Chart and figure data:
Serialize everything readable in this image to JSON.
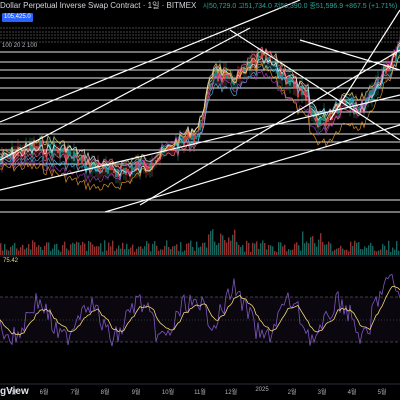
{
  "header": {
    "title": "Dollar Perpetual Inverse Swap Contract · 1일 · BITMEX",
    "ohlc": "시50,729.0 고51,734.0 저50,390.0 종51,596.9 +867.5 (+1.71%)",
    "last_price": "105,425.0",
    "ma_legend": "100 20 2 100"
  },
  "rsi": {
    "value": "75.42"
  },
  "x_axis": {
    "labels": [
      "5월",
      "6월",
      "7월",
      "8월",
      "9월",
      "10월",
      "11월",
      "12월",
      "2025",
      "2월",
      "3월",
      "4월",
      "5월"
    ]
  },
  "logo": {
    "text": "gView"
  },
  "colors": {
    "background": "#000000",
    "up": "#26a69a",
    "down": "#ef5350",
    "rsi": "#7e57c2",
    "rsi_ma": "#f5d776",
    "trendline": "#ffffff"
  }
}
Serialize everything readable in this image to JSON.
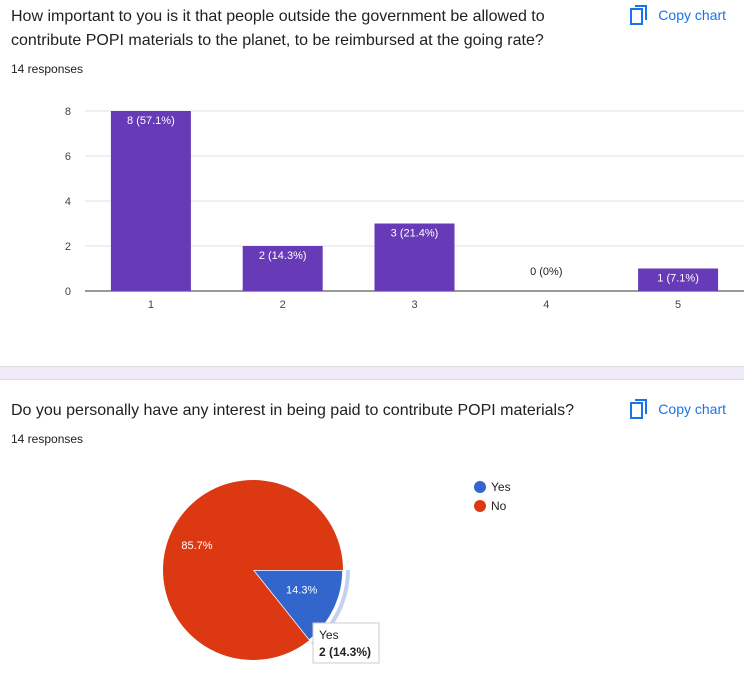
{
  "q1": {
    "title": "How important to you is it that people outside the government be allowed to contribute POPI materials to the planet, to be reimbursed at the going rate?",
    "responses": "14 responses",
    "copy_label": "Copy chart"
  },
  "q2": {
    "title": "Do you personally have any interest in being paid to contribute POPI materials?",
    "responses": "14 responses",
    "copy_label": "Copy chart",
    "tooltip": {
      "label": "Yes",
      "value": "2 (14.3%)"
    }
  },
  "chart_data": [
    {
      "type": "bar",
      "categories": [
        "1",
        "2",
        "3",
        "4",
        "5"
      ],
      "values": [
        8,
        2,
        3,
        0,
        1
      ],
      "data_labels": [
        "8 (57.1%)",
        "2 (14.3%)",
        "3 (21.4%)",
        "0 (0%)",
        "1 (7.1%)"
      ],
      "yticks": [
        0,
        2,
        4,
        6,
        8
      ],
      "ylim": [
        0,
        8
      ],
      "grid": true,
      "color": "#673ab7"
    },
    {
      "type": "pie",
      "labels": [
        "Yes",
        "No"
      ],
      "values": [
        2,
        12
      ],
      "percent_labels": [
        "14.3%",
        "85.7%"
      ],
      "colors": [
        "#3366cc",
        "#dc3912"
      ],
      "legend_position": "right",
      "highlighted": "Yes"
    }
  ]
}
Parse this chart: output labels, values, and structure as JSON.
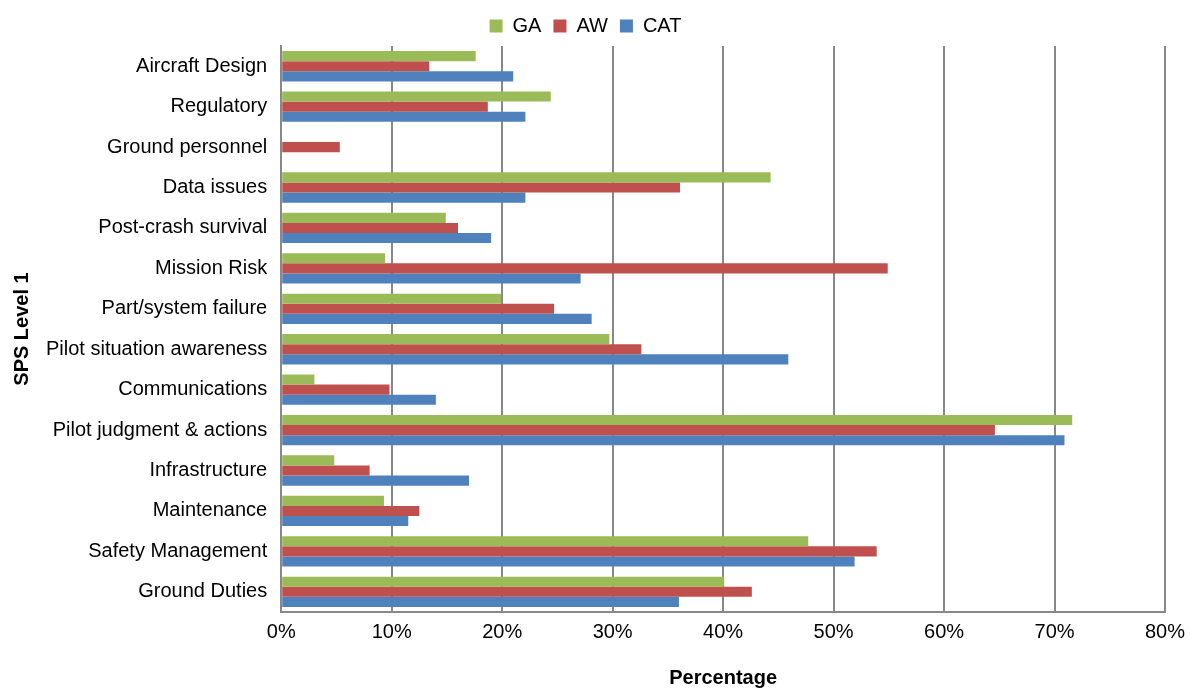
{
  "chart_data": {
    "type": "bar",
    "orientation": "horizontal",
    "xlabel": "Percentage",
    "ylabel": "SPS Level 1",
    "categories": [
      "Aircraft Design",
      "Regulatory",
      "Ground personnel",
      "Data issues",
      "Post-crash survival",
      "Mission Risk",
      "Part/system failure",
      "Pilot situation awareness",
      "Communications",
      "Pilot judgment & actions",
      "Infrastructure",
      "Maintenance",
      "Safety Management",
      "Ground Duties"
    ],
    "series": [
      {
        "name": "GA",
        "color": "#9bbb59",
        "values": [
          17.6,
          24.4,
          0,
          44.3,
          14.9,
          9.4,
          19.9,
          29.7,
          3.0,
          71.6,
          4.8,
          9.3,
          47.7,
          40.1
        ]
      },
      {
        "name": "AW",
        "color": "#c0504d",
        "values": [
          13.4,
          18.7,
          5.3,
          36.1,
          16.0,
          54.9,
          24.7,
          32.6,
          9.8,
          64.6,
          8.0,
          12.5,
          53.9,
          42.6
        ]
      },
      {
        "name": "CAT",
        "color": "#4f81bd",
        "values": [
          21.0,
          22.1,
          0,
          22.1,
          19.0,
          27.1,
          28.1,
          45.9,
          14.0,
          70.9,
          17.0,
          11.5,
          51.9,
          36.0
        ]
      }
    ],
    "xlim": [
      0,
      80
    ],
    "xticks": [
      {
        "value": 0,
        "label": "0%"
      },
      {
        "value": 10,
        "label": "10%"
      },
      {
        "value": 20,
        "label": "20%"
      },
      {
        "value": 30,
        "label": "30%"
      },
      {
        "value": 40,
        "label": "40%"
      },
      {
        "value": 50,
        "label": "50%"
      },
      {
        "value": 60,
        "label": "60%"
      },
      {
        "value": 70,
        "label": "70%"
      },
      {
        "value": 80,
        "label": "80%"
      }
    ],
    "grid": "x",
    "legend": "top"
  }
}
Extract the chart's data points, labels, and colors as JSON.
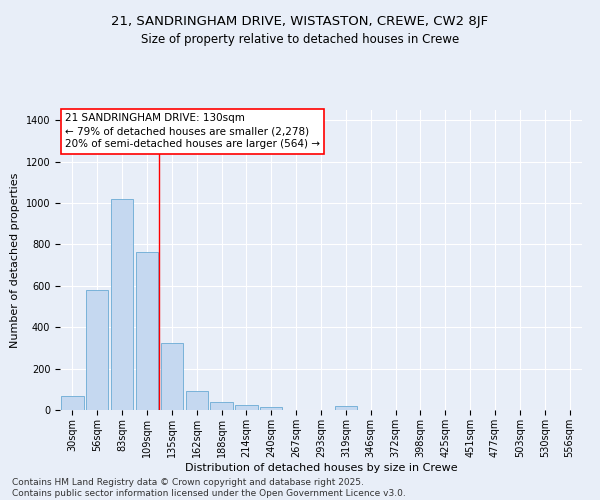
{
  "title_line1": "21, SANDRINGHAM DRIVE, WISTASTON, CREWE, CW2 8JF",
  "title_line2": "Size of property relative to detached houses in Crewe",
  "xlabel": "Distribution of detached houses by size in Crewe",
  "ylabel": "Number of detached properties",
  "categories": [
    "30sqm",
    "56sqm",
    "83sqm",
    "109sqm",
    "135sqm",
    "162sqm",
    "188sqm",
    "214sqm",
    "240sqm",
    "267sqm",
    "293sqm",
    "319sqm",
    "346sqm",
    "372sqm",
    "398sqm",
    "425sqm",
    "451sqm",
    "477sqm",
    "503sqm",
    "530sqm",
    "556sqm"
  ],
  "values": [
    70,
    578,
    1022,
    762,
    325,
    93,
    38,
    25,
    15,
    0,
    0,
    18,
    0,
    0,
    0,
    0,
    0,
    0,
    0,
    0,
    0
  ],
  "bar_color": "#c5d8f0",
  "bar_edge_color": "#6aaad4",
  "red_line_index": 4,
  "annotation_box_text": "21 SANDRINGHAM DRIVE: 130sqm\n← 79% of detached houses are smaller (2,278)\n20% of semi-detached houses are larger (564) →",
  "ylim": [
    0,
    1450
  ],
  "yticks": [
    0,
    200,
    400,
    600,
    800,
    1000,
    1200,
    1400
  ],
  "bg_color": "#e8eef8",
  "grid_color": "#ffffff",
  "footer_line1": "Contains HM Land Registry data © Crown copyright and database right 2025.",
  "footer_line2": "Contains public sector information licensed under the Open Government Licence v3.0.",
  "title_fontsize": 9.5,
  "subtitle_fontsize": 8.5,
  "axis_label_fontsize": 8,
  "tick_fontsize": 7,
  "annotation_fontsize": 7.5,
  "footer_fontsize": 6.5
}
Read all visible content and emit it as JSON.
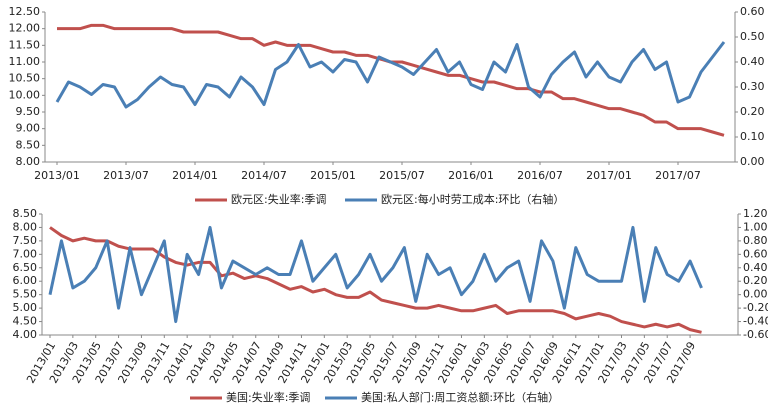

### Problem to solve
Write out the full listing verbatim, excluding its pictures.

### Response below
Serialize everything readable in this image to JSON.
{
  "header": {
    "title": "Dollar Perpetual Inverse Swap Contract · 1일 · BITMEX",
    "ohlc": "시50,729.0 고51,734.0 저50,390.0 종51,596.9 +867.5 (+1.71%)",
    "last_price": "105,425.0",
    "ma_legend": "100 20 2 100"
  },
  "rsi": {
    "value": "75.42"
  },
  "x_axis": {
    "labels": [
      "5월",
      "6월",
      "7월",
      "8월",
      "9월",
      "10월",
      "11월",
      "12월",
      "2025",
      "2월",
      "3월",
      "4월",
      "5월"
    ]
  },
  "logo": {
    "text": "gView"
  },
  "colors": {
    "background": "#000000",
    "up": "#26a69a",
    "down": "#ef5350",
    "rsi": "#7e57c2",
    "rsi_ma": "#f5d776",
    "trendline": "#ffffff"
  }
}
Serialize everything readable in this image to JSON.
{
  "q1": {
    "title": "How important to you is it that people outside the government be allowed to contribute POPI materials to the planet, to be reimbursed at the going rate?",
    "responses": "14 responses",
    "copy_label": "Copy chart"
  },
  "q2": {
    "title": "Do you personally have any interest in being paid to contribute POPI materials?",
    "responses": "14 responses",
    "copy_label": "Copy chart",
    "tooltip": {
      "label": "Yes",
      "value": "2 (14.3%)"
    }
  },
  "chart_data": [
    {
      "type": "bar",
      "categories": [
        "1",
        "2",
        "3",
        "4",
        "5"
      ],
      "values": [
        8,
        2,
        3,
        0,
        1
      ],
      "data_labels": [
        "8 (57.1%)",
        "2 (14.3%)",
        "3 (21.4%)",
        "0 (0%)",
        "1 (7.1%)"
      ],
      "yticks": [
        0,
        2,
        4,
        6,
        8
      ],
      "ylim": [
        0,
        8
      ],
      "grid": true,
      "color": "#673ab7"
    },
    {
      "type": "pie",
      "labels": [
        "Yes",
        "No"
      ],
      "values": [
        2,
        12
      ],
      "percent_labels": [
        "14.3%",
        "85.7%"
      ],
      "colors": [
        "#3366cc",
        "#dc3912"
      ],
      "legend_position": "right",
      "highlighted": "Yes"
    }
  ]
}
Parse this chart: output labels, values, and structure as JSON.
{
  "chart_data": {
    "type": "bar",
    "orientation": "horizontal",
    "xlabel": "Percentage",
    "ylabel": "SPS Level 1",
    "categories": [
      "Aircraft Design",
      "Regulatory",
      "Ground personnel",
      "Data issues",
      "Post-crash survival",
      "Mission Risk",
      "Part/system failure",
      "Pilot situation awareness",
      "Communications",
      "Pilot judgment & actions",
      "Infrastructure",
      "Maintenance",
      "Safety Management",
      "Ground Duties"
    ],
    "series": [
      {
        "name": "GA",
        "color": "#9bbb59",
        "values": [
          17.6,
          24.4,
          0,
          44.3,
          14.9,
          9.4,
          19.9,
          29.7,
          3.0,
          71.6,
          4.8,
          9.3,
          47.7,
          40.1
        ]
      },
      {
        "name": "AW",
        "color": "#c0504d",
        "values": [
          13.4,
          18.7,
          5.3,
          36.1,
          16.0,
          54.9,
          24.7,
          32.6,
          9.8,
          64.6,
          8.0,
          12.5,
          53.9,
          42.6
        ]
      },
      {
        "name": "CAT",
        "color": "#4f81bd",
        "values": [
          21.0,
          22.1,
          0,
          22.1,
          19.0,
          27.1,
          28.1,
          45.9,
          14.0,
          70.9,
          17.0,
          11.5,
          51.9,
          36.0
        ]
      }
    ],
    "xlim": [
      0,
      80
    ],
    "xticks": [
      {
        "value": 0,
        "label": "0%"
      },
      {
        "value": 10,
        "label": "10%"
      },
      {
        "value": 20,
        "label": "20%"
      },
      {
        "value": 30,
        "label": "30%"
      },
      {
        "value": 40,
        "label": "40%"
      },
      {
        "value": 50,
        "label": "50%"
      },
      {
        "value": 60,
        "label": "60%"
      },
      {
        "value": 70,
        "label": "70%"
      },
      {
        "value": 80,
        "label": "80%"
      }
    ],
    "grid": "x",
    "legend": "top"
  }
}
Extract the chart's data points, labels, and colors as JSON.
{
  "title_line1": "21, SANDRINGHAM DRIVE, WISTASTON, CREWE, CW2 8JF",
  "title_line2": "Size of property relative to detached houses in Crewe",
  "xlabel": "Distribution of detached houses by size in Crewe",
  "ylabel": "Number of detached properties",
  "categories": [
    "30sqm",
    "56sqm",
    "83sqm",
    "109sqm",
    "135sqm",
    "162sqm",
    "188sqm",
    "214sqm",
    "240sqm",
    "267sqm",
    "293sqm",
    "319sqm",
    "346sqm",
    "372sqm",
    "398sqm",
    "425sqm",
    "451sqm",
    "477sqm",
    "503sqm",
    "530sqm",
    "556sqm"
  ],
  "values": [
    70,
    578,
    1022,
    762,
    325,
    93,
    38,
    25,
    15,
    0,
    0,
    18,
    0,
    0,
    0,
    0,
    0,
    0,
    0,
    0,
    0
  ],
  "bar_color": "#c5d8f0",
  "bar_edge_color": "#6aaad4",
  "red_line_index": 4,
  "annotation_box_text": "21 SANDRINGHAM DRIVE: 130sqm\n← 79% of detached houses are smaller (2,278)\n20% of semi-detached houses are larger (564) →",
  "ylim": [
    0,
    1450
  ],
  "yticks": [
    0,
    200,
    400,
    600,
    800,
    1000,
    1200,
    1400
  ],
  "bg_color": "#e8eef8",
  "grid_color": "#ffffff",
  "footer_line1": "Contains HM Land Registry data © Crown copyright and database right 2025.",
  "footer_line2": "Contains public sector information licensed under the Open Government Licence v3.0.",
  "title_fontsize": 9.5,
  "subtitle_fontsize": 8.5,
  "axis_label_fontsize": 8,
  "tick_fontsize": 7,
  "annotation_fontsize": 7.5,
  "footer_fontsize": 6.5
}
Read all visible content and emit it as JSON.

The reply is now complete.